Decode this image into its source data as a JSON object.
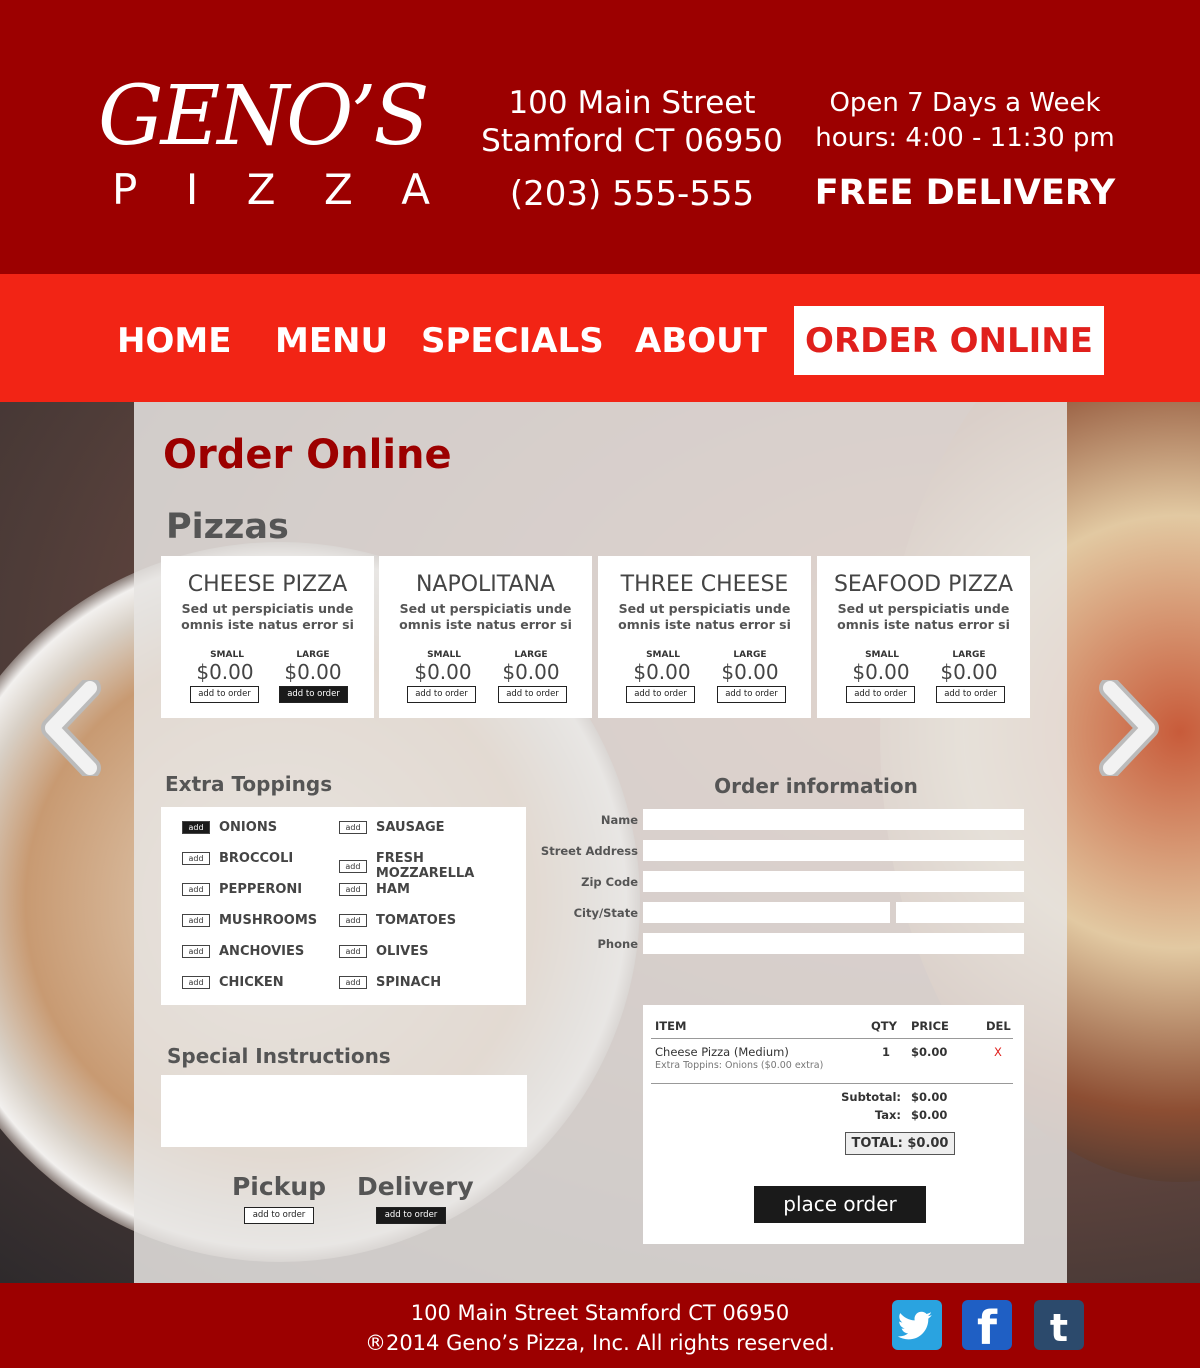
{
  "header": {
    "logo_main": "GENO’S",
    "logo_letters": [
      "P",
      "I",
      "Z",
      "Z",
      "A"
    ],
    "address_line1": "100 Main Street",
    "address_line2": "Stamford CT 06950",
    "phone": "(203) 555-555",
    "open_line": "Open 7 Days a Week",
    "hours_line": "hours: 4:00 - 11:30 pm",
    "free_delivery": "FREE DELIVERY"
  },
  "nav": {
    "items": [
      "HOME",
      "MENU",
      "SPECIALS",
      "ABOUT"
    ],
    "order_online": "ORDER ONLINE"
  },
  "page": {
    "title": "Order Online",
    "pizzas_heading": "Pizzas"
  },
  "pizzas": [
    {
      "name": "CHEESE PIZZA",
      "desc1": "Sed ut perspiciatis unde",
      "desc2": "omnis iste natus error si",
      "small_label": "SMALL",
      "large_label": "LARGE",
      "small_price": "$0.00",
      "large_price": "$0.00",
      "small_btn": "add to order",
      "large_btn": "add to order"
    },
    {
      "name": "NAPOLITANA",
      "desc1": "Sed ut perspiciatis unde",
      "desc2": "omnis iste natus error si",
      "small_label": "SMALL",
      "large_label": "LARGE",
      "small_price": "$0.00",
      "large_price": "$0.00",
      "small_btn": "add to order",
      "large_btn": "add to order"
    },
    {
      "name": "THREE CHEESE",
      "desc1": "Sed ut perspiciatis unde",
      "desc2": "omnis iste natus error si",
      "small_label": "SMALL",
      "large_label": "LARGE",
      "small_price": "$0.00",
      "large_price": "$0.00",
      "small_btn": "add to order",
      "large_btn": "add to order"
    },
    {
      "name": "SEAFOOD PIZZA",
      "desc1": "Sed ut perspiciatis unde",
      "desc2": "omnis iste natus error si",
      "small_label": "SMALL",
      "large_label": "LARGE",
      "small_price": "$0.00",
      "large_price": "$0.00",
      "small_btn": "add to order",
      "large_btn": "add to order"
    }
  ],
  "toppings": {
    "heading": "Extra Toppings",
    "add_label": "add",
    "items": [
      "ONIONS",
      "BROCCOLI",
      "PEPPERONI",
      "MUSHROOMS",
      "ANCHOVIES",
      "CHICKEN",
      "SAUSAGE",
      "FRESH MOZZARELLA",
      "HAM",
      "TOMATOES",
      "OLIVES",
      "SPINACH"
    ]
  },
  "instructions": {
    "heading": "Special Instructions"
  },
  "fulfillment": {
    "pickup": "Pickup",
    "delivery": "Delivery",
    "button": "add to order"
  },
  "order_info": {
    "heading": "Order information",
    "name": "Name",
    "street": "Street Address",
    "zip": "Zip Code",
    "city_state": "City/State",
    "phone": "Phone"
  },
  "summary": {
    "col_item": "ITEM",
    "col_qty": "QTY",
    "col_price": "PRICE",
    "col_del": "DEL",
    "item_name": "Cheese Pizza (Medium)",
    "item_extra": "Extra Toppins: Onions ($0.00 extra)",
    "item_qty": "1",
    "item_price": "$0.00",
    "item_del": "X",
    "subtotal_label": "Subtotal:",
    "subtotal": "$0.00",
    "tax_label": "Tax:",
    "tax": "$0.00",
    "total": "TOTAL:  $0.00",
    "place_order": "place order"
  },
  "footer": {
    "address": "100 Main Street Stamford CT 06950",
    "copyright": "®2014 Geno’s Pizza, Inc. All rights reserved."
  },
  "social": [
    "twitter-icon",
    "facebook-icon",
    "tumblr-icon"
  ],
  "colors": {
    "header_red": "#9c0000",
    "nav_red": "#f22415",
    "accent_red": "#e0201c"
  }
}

___

Task description: The records above must be transcribed exactly. Pictures are left out of the copy.

Complete output:
Decode this image into its source data as a JSON object.
{
  "header": {
    "logo_main": "GENO’S",
    "logo_letters": [
      "P",
      "I",
      "Z",
      "Z",
      "A"
    ],
    "address_line1": "100 Main Street",
    "address_line2": "Stamford CT 06950",
    "phone": "(203) 555-555",
    "open_line": "Open 7 Days a Week",
    "hours_line": "hours: 4:00 - 11:30 pm",
    "free_delivery": "FREE DELIVERY"
  },
  "nav": {
    "items": [
      "HOME",
      "MENU",
      "SPECIALS",
      "ABOUT"
    ],
    "order_online": "ORDER ONLINE"
  },
  "page": {
    "title": "Order Online",
    "pizzas_heading": "Pizzas"
  },
  "pizzas": [
    {
      "name": "CHEESE PIZZA",
      "desc1": "Sed ut perspiciatis unde",
      "desc2": "omnis iste natus error si",
      "small_label": "SMALL",
      "large_label": "LARGE",
      "small_price": "$0.00",
      "large_price": "$0.00",
      "small_btn": "add to order",
      "large_btn": "add to order"
    },
    {
      "name": "NAPOLITANA",
      "desc1": "Sed ut perspiciatis unde",
      "desc2": "omnis iste natus error si",
      "small_label": "SMALL",
      "large_label": "LARGE",
      "small_price": "$0.00",
      "large_price": "$0.00",
      "small_btn": "add to order",
      "large_btn": "add to order"
    },
    {
      "name": "THREE CHEESE",
      "desc1": "Sed ut perspiciatis unde",
      "desc2": "omnis iste natus error si",
      "small_label": "SMALL",
      "large_label": "LARGE",
      "small_price": "$0.00",
      "large_price": "$0.00",
      "small_btn": "add to order",
      "large_btn": "add to order"
    },
    {
      "name": "SEAFOOD PIZZA",
      "desc1": "Sed ut perspiciatis unde",
      "desc2": "omnis iste natus error si",
      "small_label": "SMALL",
      "large_label": "LARGE",
      "small_price": "$0.00",
      "large_price": "$0.00",
      "small_btn": "add to order",
      "large_btn": "add to order"
    }
  ],
  "toppings": {
    "heading": "Extra Toppings",
    "add_label": "add",
    "items": [
      "ONIONS",
      "BROCCOLI",
      "PEPPERONI",
      "MUSHROOMS",
      "ANCHOVIES",
      "CHICKEN",
      "SAUSAGE",
      "FRESH MOZZARELLA",
      "HAM",
      "TOMATOES",
      "OLIVES",
      "SPINACH"
    ]
  },
  "instructions": {
    "heading": "Special Instructions"
  },
  "fulfillment": {
    "pickup": "Pickup",
    "delivery": "Delivery",
    "button": "add to order"
  },
  "order_info": {
    "heading": "Order information",
    "name": "Name",
    "street": "Street Address",
    "zip": "Zip Code",
    "city_state": "City/State",
    "phone": "Phone"
  },
  "summary": {
    "col_item": "ITEM",
    "col_qty": "QTY",
    "col_price": "PRICE",
    "col_del": "DEL",
    "item_name": "Cheese Pizza (Medium)",
    "item_extra": "Extra Toppins: Onions ($0.00 extra)",
    "item_qty": "1",
    "item_price": "$0.00",
    "item_del": "X",
    "subtotal_label": "Subtotal:",
    "subtotal": "$0.00",
    "tax_label": "Tax:",
    "tax": "$0.00",
    "total": "TOTAL:  $0.00",
    "place_order": "place order"
  },
  "footer": {
    "address": "100 Main Street Stamford CT 06950",
    "copyright": "®2014 Geno’s Pizza, Inc. All rights reserved."
  },
  "social": [
    "twitter-icon",
    "facebook-icon",
    "tumblr-icon"
  ],
  "colors": {
    "header_red": "#9c0000",
    "nav_red": "#f22415",
    "accent_red": "#e0201c"
  }
}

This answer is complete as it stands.